"""

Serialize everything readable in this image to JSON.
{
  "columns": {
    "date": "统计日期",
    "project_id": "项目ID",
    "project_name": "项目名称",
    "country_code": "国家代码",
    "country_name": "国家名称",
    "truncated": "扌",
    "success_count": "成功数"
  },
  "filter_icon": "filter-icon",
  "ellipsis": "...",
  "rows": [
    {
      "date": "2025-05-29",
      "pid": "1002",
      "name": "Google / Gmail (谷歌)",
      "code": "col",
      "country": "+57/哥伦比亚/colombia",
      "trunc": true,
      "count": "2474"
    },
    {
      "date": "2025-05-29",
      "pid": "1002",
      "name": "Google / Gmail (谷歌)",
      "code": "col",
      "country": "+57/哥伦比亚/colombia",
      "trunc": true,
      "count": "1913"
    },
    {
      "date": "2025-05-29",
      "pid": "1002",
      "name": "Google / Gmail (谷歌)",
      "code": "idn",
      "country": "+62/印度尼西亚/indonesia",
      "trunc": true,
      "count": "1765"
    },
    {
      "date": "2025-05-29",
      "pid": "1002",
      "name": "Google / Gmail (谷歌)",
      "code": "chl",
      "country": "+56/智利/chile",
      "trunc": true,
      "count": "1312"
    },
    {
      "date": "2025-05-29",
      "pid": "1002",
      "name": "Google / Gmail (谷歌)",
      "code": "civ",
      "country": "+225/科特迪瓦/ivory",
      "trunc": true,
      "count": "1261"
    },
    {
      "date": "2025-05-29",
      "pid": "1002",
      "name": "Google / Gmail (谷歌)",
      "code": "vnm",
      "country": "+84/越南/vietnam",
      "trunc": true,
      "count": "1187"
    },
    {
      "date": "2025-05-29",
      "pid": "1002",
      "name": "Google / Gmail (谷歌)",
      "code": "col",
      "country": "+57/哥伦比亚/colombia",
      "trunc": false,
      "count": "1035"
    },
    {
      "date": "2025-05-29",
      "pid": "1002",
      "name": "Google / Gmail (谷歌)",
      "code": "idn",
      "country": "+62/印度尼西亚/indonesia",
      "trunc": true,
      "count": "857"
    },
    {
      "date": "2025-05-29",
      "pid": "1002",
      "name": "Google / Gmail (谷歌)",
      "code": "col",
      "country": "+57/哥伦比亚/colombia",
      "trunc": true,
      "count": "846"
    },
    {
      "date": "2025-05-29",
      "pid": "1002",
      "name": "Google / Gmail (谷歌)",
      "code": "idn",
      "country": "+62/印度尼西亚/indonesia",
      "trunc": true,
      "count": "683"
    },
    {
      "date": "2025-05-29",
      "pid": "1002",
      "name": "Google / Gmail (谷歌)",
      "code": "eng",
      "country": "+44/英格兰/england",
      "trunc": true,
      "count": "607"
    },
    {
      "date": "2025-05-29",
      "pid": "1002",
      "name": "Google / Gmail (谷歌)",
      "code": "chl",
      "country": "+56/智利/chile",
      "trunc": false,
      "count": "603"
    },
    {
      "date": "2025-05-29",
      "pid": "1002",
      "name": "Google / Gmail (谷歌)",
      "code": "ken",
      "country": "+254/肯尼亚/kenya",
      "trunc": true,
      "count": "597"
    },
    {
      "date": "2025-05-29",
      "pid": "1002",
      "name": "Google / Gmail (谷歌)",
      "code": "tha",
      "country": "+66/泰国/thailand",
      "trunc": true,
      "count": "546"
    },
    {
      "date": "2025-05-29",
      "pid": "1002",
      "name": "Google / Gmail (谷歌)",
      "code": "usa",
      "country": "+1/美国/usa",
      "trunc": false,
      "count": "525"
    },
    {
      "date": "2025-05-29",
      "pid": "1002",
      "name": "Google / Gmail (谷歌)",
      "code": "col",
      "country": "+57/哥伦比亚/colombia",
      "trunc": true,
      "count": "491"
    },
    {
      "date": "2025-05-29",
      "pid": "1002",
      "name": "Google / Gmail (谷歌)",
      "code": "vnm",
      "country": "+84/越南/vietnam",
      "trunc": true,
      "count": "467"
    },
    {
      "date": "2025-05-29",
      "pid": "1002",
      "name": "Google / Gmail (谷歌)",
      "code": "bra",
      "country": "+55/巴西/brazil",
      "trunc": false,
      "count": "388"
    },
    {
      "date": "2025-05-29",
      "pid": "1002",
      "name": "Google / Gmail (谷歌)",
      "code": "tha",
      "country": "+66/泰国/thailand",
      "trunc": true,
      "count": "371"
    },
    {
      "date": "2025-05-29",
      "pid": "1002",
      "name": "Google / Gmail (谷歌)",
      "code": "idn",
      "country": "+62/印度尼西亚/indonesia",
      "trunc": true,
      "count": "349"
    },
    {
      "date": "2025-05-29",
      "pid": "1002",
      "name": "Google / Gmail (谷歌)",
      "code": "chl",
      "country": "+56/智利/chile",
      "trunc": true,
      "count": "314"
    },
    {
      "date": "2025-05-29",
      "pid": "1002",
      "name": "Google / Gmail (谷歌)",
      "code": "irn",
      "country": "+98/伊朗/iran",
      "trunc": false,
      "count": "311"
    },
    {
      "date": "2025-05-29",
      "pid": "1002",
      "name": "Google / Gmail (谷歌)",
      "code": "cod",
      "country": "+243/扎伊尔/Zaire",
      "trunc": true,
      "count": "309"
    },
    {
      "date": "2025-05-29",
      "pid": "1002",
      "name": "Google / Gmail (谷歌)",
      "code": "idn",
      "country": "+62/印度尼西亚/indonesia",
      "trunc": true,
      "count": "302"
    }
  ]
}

"""

→ **REQUIRED TASK**
Copy the entries above exactly, leaving none out.

→ **ANSWER TO THIS PROBLEM**
Serialize everything readable in this image to JSON.
{
  "columns": {
    "date": "统计日期",
    "project_id": "项目ID",
    "project_name": "项目名称",
    "country_code": "国家代码",
    "country_name": "国家名称",
    "truncated": "扌",
    "success_count": "成功数"
  },
  "filter_icon": "filter-icon",
  "ellipsis": "...",
  "rows": [
    {
      "date": "2025-05-29",
      "pid": "1002",
      "name": "Google / Gmail (谷歌)",
      "code": "col",
      "country": "+57/哥伦比亚/colombia",
      "trunc": true,
      "count": "2474"
    },
    {
      "date": "2025-05-29",
      "pid": "1002",
      "name": "Google / Gmail (谷歌)",
      "code": "col",
      "country": "+57/哥伦比亚/colombia",
      "trunc": true,
      "count": "1913"
    },
    {
      "date": "2025-05-29",
      "pid": "1002",
      "name": "Google / Gmail (谷歌)",
      "code": "idn",
      "country": "+62/印度尼西亚/indonesia",
      "trunc": true,
      "count": "1765"
    },
    {
      "date": "2025-05-29",
      "pid": "1002",
      "name": "Google / Gmail (谷歌)",
      "code": "chl",
      "country": "+56/智利/chile",
      "trunc": true,
      "count": "1312"
    },
    {
      "date": "2025-05-29",
      "pid": "1002",
      "name": "Google / Gmail (谷歌)",
      "code": "civ",
      "country": "+225/科特迪瓦/ivory",
      "trunc": true,
      "count": "1261"
    },
    {
      "date": "2025-05-29",
      "pid": "1002",
      "name": "Google / Gmail (谷歌)",
      "code": "vnm",
      "country": "+84/越南/vietnam",
      "trunc": true,
      "count": "1187"
    },
    {
      "date": "2025-05-29",
      "pid": "1002",
      "name": "Google / Gmail (谷歌)",
      "code": "col",
      "country": "+57/哥伦比亚/colombia",
      "trunc": false,
      "count": "1035"
    },
    {
      "date": "2025-05-29",
      "pid": "1002",
      "name": "Google / Gmail (谷歌)",
      "code": "idn",
      "country": "+62/印度尼西亚/indonesia",
      "trunc": true,
      "count": "857"
    },
    {
      "date": "2025-05-29",
      "pid": "1002",
      "name": "Google / Gmail (谷歌)",
      "code": "col",
      "country": "+57/哥伦比亚/colombia",
      "trunc": true,
      "count": "846"
    },
    {
      "date": "2025-05-29",
      "pid": "1002",
      "name": "Google / Gmail (谷歌)",
      "code": "idn",
      "country": "+62/印度尼西亚/indonesia",
      "trunc": true,
      "count": "683"
    },
    {
      "date": "2025-05-29",
      "pid": "1002",
      "name": "Google / Gmail (谷歌)",
      "code": "eng",
      "country": "+44/英格兰/england",
      "trunc": true,
      "count": "607"
    },
    {
      "date": "2025-05-29",
      "pid": "1002",
      "name": "Google / Gmail (谷歌)",
      "code": "chl",
      "country": "+56/智利/chile",
      "trunc": false,
      "count": "603"
    },
    {
      "date": "2025-05-29",
      "pid": "1002",
      "name": "Google / Gmail (谷歌)",
      "code": "ken",
      "country": "+254/肯尼亚/kenya",
      "trunc": true,
      "count": "597"
    },
    {
      "date": "2025-05-29",
      "pid": "1002",
      "name": "Google / Gmail (谷歌)",
      "code": "tha",
      "country": "+66/泰国/thailand",
      "trunc": true,
      "count": "546"
    },
    {
      "date": "2025-05-29",
      "pid": "1002",
      "name": "Google / Gmail (谷歌)",
      "code": "usa",
      "country": "+1/美国/usa",
      "trunc": false,
      "count": "525"
    },
    {
      "date": "2025-05-29",
      "pid": "1002",
      "name": "Google / Gmail (谷歌)",
      "code": "col",
      "country": "+57/哥伦比亚/colombia",
      "trunc": true,
      "count": "491"
    },
    {
      "date": "2025-05-29",
      "pid": "1002",
      "name": "Google / Gmail (谷歌)",
      "code": "vnm",
      "country": "+84/越南/vietnam",
      "trunc": true,
      "count": "467"
    },
    {
      "date": "2025-05-29",
      "pid": "1002",
      "name": "Google / Gmail (谷歌)",
      "code": "bra",
      "country": "+55/巴西/brazil",
      "trunc": false,
      "count": "388"
    },
    {
      "date": "2025-05-29",
      "pid": "1002",
      "name": "Google / Gmail (谷歌)",
      "code": "tha",
      "country": "+66/泰国/thailand",
      "trunc": true,
      "count": "371"
    },
    {
      "date": "2025-05-29",
      "pid": "1002",
      "name": "Google / Gmail (谷歌)",
      "code": "idn",
      "country": "+62/印度尼西亚/indonesia",
      "trunc": true,
      "count": "349"
    },
    {
      "date": "2025-05-29",
      "pid": "1002",
      "name": "Google / Gmail (谷歌)",
      "code": "chl",
      "country": "+56/智利/chile",
      "trunc": true,
      "count": "314"
    },
    {
      "date": "2025-05-29",
      "pid": "1002",
      "name": "Google / Gmail (谷歌)",
      "code": "irn",
      "country": "+98/伊朗/iran",
      "trunc": false,
      "count": "311"
    },
    {
      "date": "2025-05-29",
      "pid": "1002",
      "name": "Google / Gmail (谷歌)",
      "code": "cod",
      "country": "+243/扎伊尔/Zaire",
      "trunc": true,
      "count": "309"
    },
    {
      "date": "2025-05-29",
      "pid": "1002",
      "name": "Google / Gmail (谷歌)",
      "code": "idn",
      "country": "+62/印度尼西亚/indonesia",
      "trunc": true,
      "count": "302"
    }
  ]
}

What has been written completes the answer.